▸ TO BE DONE
For every line in the data below that contains "中国光大银行", copy the line.
---- RECORDED DATA
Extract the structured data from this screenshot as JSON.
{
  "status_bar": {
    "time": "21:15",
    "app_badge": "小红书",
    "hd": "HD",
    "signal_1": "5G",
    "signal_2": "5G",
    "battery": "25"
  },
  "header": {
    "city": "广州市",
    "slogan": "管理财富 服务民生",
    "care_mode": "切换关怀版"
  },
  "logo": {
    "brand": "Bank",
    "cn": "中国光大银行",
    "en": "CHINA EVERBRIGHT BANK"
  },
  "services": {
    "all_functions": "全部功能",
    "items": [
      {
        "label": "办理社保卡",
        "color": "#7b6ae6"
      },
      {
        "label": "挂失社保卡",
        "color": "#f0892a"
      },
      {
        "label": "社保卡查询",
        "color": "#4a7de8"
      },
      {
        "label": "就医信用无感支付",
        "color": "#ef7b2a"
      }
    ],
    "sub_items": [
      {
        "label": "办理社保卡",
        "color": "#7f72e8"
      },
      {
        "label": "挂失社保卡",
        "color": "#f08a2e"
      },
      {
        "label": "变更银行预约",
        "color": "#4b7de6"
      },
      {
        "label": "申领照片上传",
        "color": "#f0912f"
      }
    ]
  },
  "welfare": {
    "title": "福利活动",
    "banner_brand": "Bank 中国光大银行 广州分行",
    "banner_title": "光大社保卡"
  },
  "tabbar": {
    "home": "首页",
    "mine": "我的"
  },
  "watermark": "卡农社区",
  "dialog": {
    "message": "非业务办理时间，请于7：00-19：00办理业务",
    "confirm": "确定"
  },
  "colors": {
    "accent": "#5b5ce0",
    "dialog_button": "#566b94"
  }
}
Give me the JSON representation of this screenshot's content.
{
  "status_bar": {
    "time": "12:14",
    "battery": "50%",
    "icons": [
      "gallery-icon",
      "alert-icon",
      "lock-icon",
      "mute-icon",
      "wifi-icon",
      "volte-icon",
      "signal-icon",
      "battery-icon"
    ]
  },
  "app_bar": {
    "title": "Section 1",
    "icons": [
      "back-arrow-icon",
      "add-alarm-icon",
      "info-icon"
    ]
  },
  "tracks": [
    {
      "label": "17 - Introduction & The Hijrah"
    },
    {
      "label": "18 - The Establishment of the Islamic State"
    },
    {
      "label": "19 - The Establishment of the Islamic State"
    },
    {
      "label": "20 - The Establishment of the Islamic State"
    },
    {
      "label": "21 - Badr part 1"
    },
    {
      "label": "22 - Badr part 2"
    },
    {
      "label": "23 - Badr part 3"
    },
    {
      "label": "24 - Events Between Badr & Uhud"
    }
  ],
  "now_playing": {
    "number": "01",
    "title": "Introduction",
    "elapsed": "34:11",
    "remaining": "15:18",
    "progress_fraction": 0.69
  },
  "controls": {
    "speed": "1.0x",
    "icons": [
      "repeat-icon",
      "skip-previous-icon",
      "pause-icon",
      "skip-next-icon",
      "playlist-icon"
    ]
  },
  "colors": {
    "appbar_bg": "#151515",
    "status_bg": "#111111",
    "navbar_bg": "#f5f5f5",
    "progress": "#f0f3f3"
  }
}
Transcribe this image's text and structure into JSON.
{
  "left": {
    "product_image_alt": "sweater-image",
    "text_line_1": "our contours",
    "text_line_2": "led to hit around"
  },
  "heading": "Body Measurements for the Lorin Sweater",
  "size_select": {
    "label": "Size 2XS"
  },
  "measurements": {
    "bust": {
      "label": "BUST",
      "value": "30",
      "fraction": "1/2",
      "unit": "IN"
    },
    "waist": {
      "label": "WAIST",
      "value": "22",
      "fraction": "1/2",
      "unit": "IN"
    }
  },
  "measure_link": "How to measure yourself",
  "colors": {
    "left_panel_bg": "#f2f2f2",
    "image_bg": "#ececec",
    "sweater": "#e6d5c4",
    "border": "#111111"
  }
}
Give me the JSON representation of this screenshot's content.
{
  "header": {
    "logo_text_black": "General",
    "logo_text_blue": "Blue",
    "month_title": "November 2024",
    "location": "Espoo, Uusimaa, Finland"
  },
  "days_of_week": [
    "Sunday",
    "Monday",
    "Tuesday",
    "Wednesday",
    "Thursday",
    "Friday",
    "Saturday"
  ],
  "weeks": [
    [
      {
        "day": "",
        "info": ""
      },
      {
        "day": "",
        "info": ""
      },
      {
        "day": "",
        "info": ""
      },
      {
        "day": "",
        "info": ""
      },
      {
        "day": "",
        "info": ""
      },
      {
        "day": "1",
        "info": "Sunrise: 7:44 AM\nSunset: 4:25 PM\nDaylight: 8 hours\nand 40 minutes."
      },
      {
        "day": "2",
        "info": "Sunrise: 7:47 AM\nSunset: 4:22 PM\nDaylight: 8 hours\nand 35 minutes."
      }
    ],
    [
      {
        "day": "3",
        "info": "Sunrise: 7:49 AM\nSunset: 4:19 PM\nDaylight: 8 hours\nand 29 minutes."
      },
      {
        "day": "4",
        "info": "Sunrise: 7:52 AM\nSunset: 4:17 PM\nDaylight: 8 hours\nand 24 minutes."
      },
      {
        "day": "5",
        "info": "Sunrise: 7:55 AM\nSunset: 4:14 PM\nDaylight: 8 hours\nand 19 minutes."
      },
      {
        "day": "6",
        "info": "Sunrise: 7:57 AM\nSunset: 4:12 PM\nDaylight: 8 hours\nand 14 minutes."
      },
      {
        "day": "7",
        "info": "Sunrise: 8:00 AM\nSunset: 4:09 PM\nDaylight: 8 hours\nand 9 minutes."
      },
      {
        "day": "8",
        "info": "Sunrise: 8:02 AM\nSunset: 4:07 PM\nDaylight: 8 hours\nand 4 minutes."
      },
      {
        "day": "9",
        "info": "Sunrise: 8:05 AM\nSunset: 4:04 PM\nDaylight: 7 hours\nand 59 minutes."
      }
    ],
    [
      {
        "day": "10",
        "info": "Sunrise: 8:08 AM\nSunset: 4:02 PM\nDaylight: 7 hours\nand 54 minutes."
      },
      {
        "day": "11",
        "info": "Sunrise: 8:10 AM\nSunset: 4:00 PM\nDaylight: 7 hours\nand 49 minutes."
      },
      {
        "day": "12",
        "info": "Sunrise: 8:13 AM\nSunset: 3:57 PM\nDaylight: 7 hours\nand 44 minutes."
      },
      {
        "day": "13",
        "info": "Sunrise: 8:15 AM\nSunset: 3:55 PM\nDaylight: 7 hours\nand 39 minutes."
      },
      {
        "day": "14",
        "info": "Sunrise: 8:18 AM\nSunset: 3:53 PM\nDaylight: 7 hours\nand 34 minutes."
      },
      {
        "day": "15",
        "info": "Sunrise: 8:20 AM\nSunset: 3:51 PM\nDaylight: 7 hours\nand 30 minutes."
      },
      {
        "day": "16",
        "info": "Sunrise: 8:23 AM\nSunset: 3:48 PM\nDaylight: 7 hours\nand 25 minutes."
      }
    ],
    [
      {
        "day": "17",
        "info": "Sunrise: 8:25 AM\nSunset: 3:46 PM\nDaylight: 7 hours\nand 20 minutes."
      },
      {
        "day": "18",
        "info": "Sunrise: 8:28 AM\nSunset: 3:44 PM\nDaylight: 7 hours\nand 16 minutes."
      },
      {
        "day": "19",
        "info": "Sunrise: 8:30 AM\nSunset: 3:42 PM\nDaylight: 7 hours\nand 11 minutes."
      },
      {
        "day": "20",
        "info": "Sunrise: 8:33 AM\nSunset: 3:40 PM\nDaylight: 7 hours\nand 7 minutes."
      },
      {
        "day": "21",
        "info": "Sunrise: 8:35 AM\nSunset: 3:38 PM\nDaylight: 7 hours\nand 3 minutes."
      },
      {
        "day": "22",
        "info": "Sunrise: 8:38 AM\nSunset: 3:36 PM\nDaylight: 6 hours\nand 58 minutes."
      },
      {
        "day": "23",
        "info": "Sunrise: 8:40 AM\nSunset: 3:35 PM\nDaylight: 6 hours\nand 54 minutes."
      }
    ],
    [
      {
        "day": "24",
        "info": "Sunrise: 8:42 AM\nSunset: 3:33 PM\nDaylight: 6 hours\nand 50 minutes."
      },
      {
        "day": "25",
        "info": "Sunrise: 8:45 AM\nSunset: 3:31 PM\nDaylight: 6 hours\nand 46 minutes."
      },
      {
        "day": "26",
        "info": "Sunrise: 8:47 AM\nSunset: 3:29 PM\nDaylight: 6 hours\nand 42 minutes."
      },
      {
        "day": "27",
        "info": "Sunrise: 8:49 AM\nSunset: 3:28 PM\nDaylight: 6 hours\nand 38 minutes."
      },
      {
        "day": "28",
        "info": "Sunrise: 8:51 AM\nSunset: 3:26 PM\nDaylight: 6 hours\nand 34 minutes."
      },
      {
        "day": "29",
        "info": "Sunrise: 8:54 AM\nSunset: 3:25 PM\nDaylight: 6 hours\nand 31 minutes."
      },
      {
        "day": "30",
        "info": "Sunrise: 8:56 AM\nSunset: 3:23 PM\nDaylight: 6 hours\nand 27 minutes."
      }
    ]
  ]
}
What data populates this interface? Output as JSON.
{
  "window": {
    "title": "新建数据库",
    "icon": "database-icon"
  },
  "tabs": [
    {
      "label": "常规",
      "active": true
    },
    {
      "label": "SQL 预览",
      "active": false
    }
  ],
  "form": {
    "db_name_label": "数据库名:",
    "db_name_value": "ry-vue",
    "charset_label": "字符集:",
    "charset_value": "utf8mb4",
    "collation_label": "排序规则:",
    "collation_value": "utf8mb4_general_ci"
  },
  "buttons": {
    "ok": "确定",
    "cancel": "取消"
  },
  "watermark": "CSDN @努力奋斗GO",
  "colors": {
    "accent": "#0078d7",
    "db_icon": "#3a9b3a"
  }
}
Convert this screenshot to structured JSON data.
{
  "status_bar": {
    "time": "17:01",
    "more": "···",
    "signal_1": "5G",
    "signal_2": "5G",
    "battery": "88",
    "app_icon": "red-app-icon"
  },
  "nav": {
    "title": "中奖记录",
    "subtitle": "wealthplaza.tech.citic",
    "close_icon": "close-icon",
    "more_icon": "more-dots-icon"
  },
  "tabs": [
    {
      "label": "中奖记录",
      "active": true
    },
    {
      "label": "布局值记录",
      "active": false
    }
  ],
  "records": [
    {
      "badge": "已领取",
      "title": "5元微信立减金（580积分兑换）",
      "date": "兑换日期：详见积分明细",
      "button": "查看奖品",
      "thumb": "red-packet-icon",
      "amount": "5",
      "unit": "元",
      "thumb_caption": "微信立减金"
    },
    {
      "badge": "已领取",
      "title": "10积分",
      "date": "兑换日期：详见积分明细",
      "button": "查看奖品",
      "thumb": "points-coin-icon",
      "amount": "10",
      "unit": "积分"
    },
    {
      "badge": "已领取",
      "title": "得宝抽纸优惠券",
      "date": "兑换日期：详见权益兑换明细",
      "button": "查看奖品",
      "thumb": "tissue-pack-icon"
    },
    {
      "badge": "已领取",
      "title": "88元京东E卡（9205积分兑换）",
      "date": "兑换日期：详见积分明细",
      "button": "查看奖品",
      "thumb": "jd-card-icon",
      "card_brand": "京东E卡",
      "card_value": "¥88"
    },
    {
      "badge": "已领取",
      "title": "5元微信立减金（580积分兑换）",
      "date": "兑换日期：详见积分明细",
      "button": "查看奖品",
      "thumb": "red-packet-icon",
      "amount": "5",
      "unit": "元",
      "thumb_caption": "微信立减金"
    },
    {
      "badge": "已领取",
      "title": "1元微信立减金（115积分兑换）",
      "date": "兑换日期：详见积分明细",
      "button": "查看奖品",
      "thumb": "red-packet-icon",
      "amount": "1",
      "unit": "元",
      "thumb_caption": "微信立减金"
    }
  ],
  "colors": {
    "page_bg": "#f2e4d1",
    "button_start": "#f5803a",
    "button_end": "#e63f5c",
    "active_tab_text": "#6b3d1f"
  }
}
--------
▸ ANSWER FOR THE TASK
    "cn": "中国光大银行",
    "banner_brand": "Bank 中国光大银行 广州分行",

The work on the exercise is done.